━━━━━ Task data
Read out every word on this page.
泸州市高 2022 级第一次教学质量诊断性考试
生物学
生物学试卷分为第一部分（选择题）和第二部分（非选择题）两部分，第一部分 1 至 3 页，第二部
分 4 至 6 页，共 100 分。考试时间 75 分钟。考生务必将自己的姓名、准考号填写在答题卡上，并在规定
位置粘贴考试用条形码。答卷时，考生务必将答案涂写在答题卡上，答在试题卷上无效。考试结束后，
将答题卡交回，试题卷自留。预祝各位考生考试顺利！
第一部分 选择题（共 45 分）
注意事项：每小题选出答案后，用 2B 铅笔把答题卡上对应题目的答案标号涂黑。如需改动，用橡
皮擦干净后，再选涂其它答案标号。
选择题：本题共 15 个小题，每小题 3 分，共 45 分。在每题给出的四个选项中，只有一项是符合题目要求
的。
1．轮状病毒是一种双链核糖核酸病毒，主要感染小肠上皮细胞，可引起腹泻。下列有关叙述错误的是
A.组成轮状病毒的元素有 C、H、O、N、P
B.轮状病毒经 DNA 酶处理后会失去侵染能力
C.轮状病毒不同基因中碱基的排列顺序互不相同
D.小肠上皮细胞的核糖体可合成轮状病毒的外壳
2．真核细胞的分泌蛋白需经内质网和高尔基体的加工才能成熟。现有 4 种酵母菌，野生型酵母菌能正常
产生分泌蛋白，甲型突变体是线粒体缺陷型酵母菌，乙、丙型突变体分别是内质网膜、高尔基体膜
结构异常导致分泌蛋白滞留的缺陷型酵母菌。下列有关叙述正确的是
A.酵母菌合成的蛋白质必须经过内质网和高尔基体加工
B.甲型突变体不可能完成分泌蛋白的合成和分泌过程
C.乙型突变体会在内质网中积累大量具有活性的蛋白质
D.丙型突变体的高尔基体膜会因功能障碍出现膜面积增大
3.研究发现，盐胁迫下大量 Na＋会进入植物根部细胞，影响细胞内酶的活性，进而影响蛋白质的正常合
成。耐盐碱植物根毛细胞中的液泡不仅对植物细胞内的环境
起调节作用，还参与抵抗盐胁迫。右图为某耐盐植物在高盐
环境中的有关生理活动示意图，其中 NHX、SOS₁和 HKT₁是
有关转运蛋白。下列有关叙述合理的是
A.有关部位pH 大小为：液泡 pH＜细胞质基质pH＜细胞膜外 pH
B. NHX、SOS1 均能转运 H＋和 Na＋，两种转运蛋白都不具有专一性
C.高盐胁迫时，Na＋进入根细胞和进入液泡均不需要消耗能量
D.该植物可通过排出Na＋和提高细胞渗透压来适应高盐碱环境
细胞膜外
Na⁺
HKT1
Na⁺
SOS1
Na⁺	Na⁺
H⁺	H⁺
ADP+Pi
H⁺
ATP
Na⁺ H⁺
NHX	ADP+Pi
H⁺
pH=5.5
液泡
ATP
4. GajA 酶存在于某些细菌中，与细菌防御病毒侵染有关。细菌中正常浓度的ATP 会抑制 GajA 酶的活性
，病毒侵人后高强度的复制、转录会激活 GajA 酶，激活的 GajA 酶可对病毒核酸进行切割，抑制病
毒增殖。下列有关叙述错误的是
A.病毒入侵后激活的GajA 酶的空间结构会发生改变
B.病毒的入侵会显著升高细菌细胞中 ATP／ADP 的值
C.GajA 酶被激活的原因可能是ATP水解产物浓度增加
━━━━━━━━━━
__Work instructions__
Give a word-for-word copy of the records.

__Written solution__
Read out every word on this page.
泸州市高 2022 级第一次教学质量诊断性考试
生物学
生物学试卷分为第一部分（选择题）和第二部分（非选择题）两部分，第一部分 1 至 3 页，第二部
分 4 至 6 页，共 100 分。考试时间 75 分钟。考生务必将自己的姓名、准考号填写在答题卡上，并在规定
位置粘贴考试用条形码。答卷时，考生务必将答案涂写在答题卡上，答在试题卷上无效。考试结束后，
将答题卡交回，试题卷自留。预祝各位考生考试顺利！
第一部分 选择题（共 45 分）
注意事项：每小题选出答案后，用 2B 铅笔把答题卡上对应题目的答案标号涂黑。如需改动，用橡
皮擦干净后，再选涂其它答案标号。
选择题：本题共 15 个小题，每小题 3 分，共 45 分。在每题给出的四个选项中，只有一项是符合题目要求
的。
1．轮状病毒是一种双链核糖核酸病毒，主要感染小肠上皮细胞，可引起腹泻。下列有关叙述错误的是
A.组成轮状病毒的元素有 C、H、O、N、P
B.轮状病毒经 DNA 酶处理后会失去侵染能力
C.轮状病毒不同基因中碱基的排列顺序互不相同
D.小肠上皮细胞的核糖体可合成轮状病毒的外壳
2．真核细胞的分泌蛋白需经内质网和高尔基体的加工才能成熟。现有 4 种酵母菌，野生型酵母菌能正常
产生分泌蛋白，甲型突变体是线粒体缺陷型酵母菌，乙、丙型突变体分别是内质网膜、高尔基体膜
结构异常导致分泌蛋白滞留的缺陷型酵母菌。下列有关叙述正确的是
A.酵母菌合成的蛋白质必须经过内质网和高尔基体加工
B.甲型突变体不可能完成分泌蛋白的合成和分泌过程
C.乙型突变体会在内质网中积累大量具有活性的蛋白质
D.丙型突变体的高尔基体膜会因功能障碍出现膜面积增大
3.研究发现，盐胁迫下大量 Na＋会进入植物根部细胞，影响细胞内酶的活性，进而影响蛋白质的正常合
成。耐盐碱植物根毛细胞中的液泡不仅对植物细胞内的环境
起调节作用，还参与抵抗盐胁迫。右图为某耐盐植物在高盐
环境中的有关生理活动示意图，其中 NHX、SOS₁和 HKT₁是
有关转运蛋白。下列有关叙述合理的是
A.有关部位pH 大小为：液泡 pH＜细胞质基质pH＜细胞膜外 pH
B. NHX、SOS1 均能转运 H＋和 Na＋，两种转运蛋白都不具有专一性
C.高盐胁迫时，Na＋进入根细胞和进入液泡均不需要消耗能量
D.该植物可通过排出Na＋和提高细胞渗透压来适应高盐碱环境
细胞膜外
Na⁺
HKT1
Na⁺
SOS1
Na⁺	Na⁺
H⁺	H⁺
ADP+Pi
H⁺
ATP
Na⁺ H⁺
NHX	ADP+Pi
H⁺
pH=5.5
液泡
ATP
4. GajA 酶存在于某些细菌中，与细菌防御病毒侵染有关。细菌中正常浓度的ATP 会抑制 GajA 酶的活性
，病毒侵人后高强度的复制、转录会激活 GajA 酶，激活的 GajA 酶可对病毒核酸进行切割，抑制病
毒增殖。下列有关叙述错误的是
A.病毒入侵后激活的GajA 酶的空间结构会发生改变
B.病毒的入侵会显著升高细菌细胞中 ATP／ADP 的值
C.GajA 酶被激活的原因可能是ATP水解产物浓度增加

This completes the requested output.